YOUR GOAL — Take every line that has the string "this" and copy it out.

DATASET EXCERPTS —
------------------------------------------------------------

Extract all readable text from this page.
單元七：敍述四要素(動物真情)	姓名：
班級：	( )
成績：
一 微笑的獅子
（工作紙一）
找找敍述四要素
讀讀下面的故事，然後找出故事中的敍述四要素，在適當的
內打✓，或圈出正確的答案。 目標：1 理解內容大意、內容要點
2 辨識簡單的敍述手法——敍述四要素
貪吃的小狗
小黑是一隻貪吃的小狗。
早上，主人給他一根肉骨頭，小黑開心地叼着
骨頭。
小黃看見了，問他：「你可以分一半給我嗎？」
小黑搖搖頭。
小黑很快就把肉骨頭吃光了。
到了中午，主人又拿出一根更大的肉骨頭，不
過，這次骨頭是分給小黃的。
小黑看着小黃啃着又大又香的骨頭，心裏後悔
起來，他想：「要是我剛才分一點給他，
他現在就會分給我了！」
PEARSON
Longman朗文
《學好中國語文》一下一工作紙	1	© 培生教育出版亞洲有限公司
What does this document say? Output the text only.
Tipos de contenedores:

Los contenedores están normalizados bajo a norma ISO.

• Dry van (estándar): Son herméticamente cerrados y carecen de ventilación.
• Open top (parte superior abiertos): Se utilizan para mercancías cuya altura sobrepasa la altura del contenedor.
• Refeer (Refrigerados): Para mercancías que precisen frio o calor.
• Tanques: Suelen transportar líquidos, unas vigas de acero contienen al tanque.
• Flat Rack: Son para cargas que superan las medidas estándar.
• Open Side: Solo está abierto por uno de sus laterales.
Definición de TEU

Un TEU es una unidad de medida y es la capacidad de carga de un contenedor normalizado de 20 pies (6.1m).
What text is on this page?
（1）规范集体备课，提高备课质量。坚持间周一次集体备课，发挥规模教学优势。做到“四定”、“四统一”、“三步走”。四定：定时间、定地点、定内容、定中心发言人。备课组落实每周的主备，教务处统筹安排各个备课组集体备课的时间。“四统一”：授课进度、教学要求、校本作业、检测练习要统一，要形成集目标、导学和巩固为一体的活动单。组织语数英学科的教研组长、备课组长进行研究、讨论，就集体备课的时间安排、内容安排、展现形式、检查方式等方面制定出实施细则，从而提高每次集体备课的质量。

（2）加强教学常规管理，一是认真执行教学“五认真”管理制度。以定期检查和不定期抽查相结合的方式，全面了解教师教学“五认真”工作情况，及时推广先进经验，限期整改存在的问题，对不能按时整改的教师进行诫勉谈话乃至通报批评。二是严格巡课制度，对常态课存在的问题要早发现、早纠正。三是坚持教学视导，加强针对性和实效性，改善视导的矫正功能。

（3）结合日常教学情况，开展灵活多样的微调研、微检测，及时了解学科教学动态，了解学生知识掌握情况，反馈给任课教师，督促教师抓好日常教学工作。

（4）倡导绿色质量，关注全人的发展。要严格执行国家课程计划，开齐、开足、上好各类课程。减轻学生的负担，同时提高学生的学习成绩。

------------------------------------------------------------

EXERCISE ANSWER —
Extract all readable text from this page.
What does this document say? Output the text only.
What text is on this page?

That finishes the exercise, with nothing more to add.